◆ **EXERCISE GOAL**
Reproduce every line of the material below, but drop the pictures.

Data extracted from a collection:
◆ ◆ ◆ ◆ ◆ ◆ ◆

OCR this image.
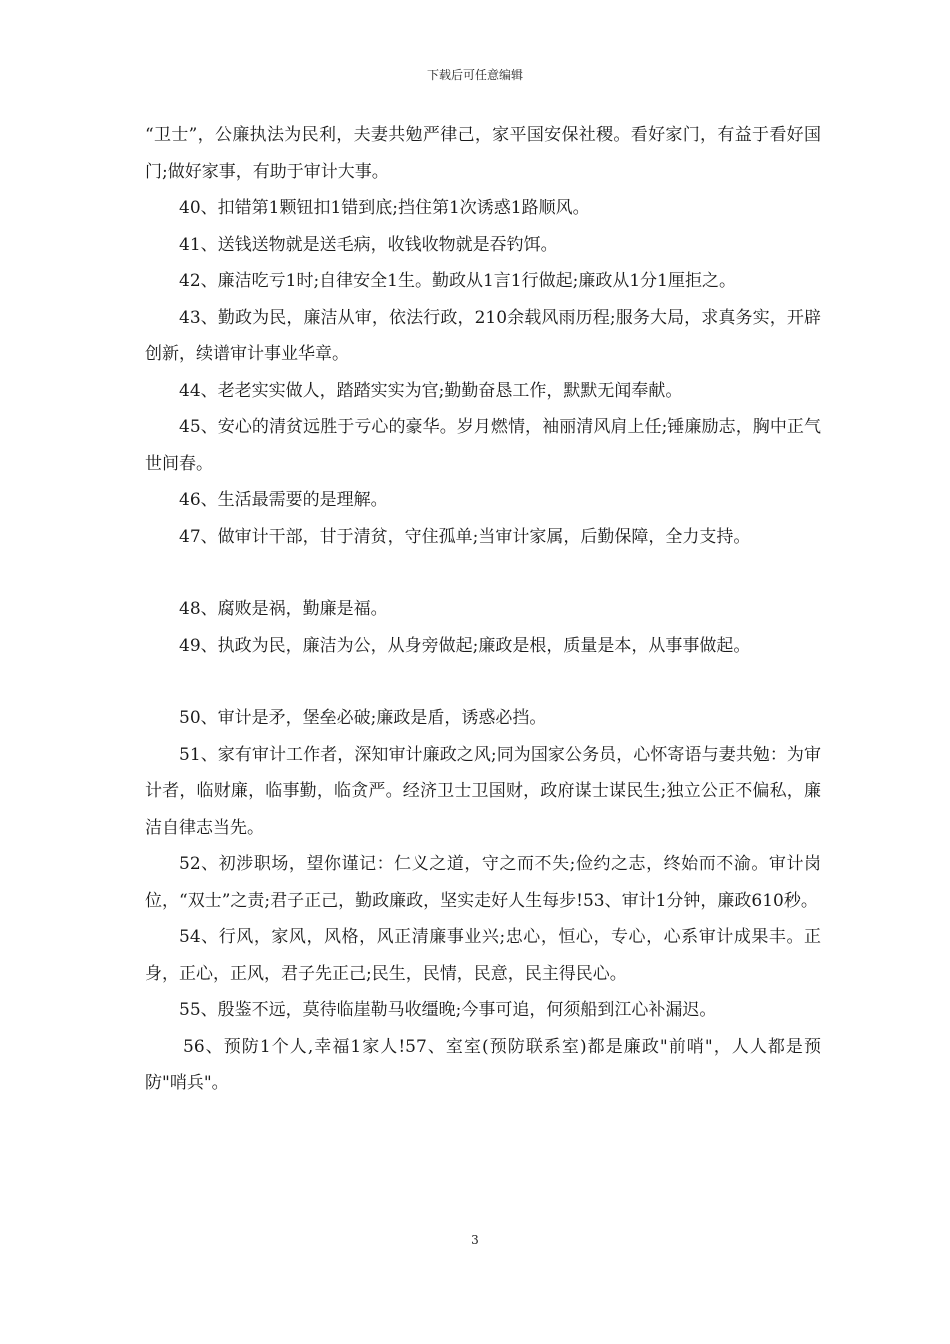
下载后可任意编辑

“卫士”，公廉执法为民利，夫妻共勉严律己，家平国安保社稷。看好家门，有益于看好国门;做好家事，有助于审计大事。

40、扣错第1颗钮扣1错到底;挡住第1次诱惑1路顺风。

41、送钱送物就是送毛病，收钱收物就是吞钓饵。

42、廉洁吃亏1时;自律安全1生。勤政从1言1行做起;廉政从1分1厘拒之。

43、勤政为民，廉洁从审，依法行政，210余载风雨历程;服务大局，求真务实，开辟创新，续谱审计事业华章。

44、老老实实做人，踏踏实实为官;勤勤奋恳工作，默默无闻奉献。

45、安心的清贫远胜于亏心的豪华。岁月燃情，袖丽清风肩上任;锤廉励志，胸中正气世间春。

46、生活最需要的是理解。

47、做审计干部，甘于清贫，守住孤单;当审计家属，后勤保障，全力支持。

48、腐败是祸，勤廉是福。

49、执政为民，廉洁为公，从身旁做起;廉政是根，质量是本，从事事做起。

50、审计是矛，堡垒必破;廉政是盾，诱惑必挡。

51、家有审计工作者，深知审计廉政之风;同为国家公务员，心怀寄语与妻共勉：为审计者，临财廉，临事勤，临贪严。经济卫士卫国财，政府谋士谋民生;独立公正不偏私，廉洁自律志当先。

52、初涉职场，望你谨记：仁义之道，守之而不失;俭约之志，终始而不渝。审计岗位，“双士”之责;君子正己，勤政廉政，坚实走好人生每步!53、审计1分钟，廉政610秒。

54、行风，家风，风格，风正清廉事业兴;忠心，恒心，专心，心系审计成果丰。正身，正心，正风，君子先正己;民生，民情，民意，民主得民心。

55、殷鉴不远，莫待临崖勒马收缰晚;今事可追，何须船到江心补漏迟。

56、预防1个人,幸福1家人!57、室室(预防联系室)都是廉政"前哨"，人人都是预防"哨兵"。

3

◆ ◆ ◆ ◆ ◆ ◆ ◆

◆ **RESPONSE FOR THIS EXERCISE**
OCR this image.
下载后可任意编辑

“卫士”，公廉执法为民利，夫妻共勉严律己，家平国安保社稷。看好家门，有益于看好国门;做好家事，有助于审计大事。

40、扣错第1颗钮扣1错到底;挡住第1次诱惑1路顺风。

41、送钱送物就是送毛病，收钱收物就是吞钓饵。

42、廉洁吃亏1时;自律安全1生。勤政从1言1行做起;廉政从1分1厘拒之。

43、勤政为民，廉洁从审，依法行政，210余载风雨历程;服务大局，求真务实，开辟创新，续谱审计事业华章。

44、老老实实做人，踏踏实实为官;勤勤奋恳工作，默默无闻奉献。

45、安心的清贫远胜于亏心的豪华。岁月燃情，袖丽清风肩上任;锤廉励志，胸中正气世间春。

46、生活最需要的是理解。

47、做审计干部，甘于清贫，守住孤单;当审计家属，后勤保障，全力支持。

48、腐败是祸，勤廉是福。

49、执政为民，廉洁为公，从身旁做起;廉政是根，质量是本，从事事做起。

50、审计是矛，堡垒必破;廉政是盾，诱惑必挡。

51、家有审计工作者，深知审计廉政之风;同为国家公务员，心怀寄语与妻共勉：为审计者，临财廉，临事勤，临贪严。经济卫士卫国财，政府谋士谋民生;独立公正不偏私，廉洁自律志当先。

52、初涉职场，望你谨记：仁义之道，守之而不失;俭约之志，终始而不渝。审计岗位，“双士”之责;君子正己，勤政廉政，坚实走好人生每步!53、审计1分钟，廉政610秒。

54、行风，家风，风格，风正清廉事业兴;忠心，恒心，专心，心系审计成果丰。正身，正心，正风，君子先正己;民生，民情，民意，民主得民心。

55、殷鉴不远，莫待临崖勒马收缰晚;今事可追，何须船到江心补漏迟。

56、预防1个人,幸福1家人!57、室室(预防联系室)都是廉政"前哨"，人人都是预防"哨兵"。

3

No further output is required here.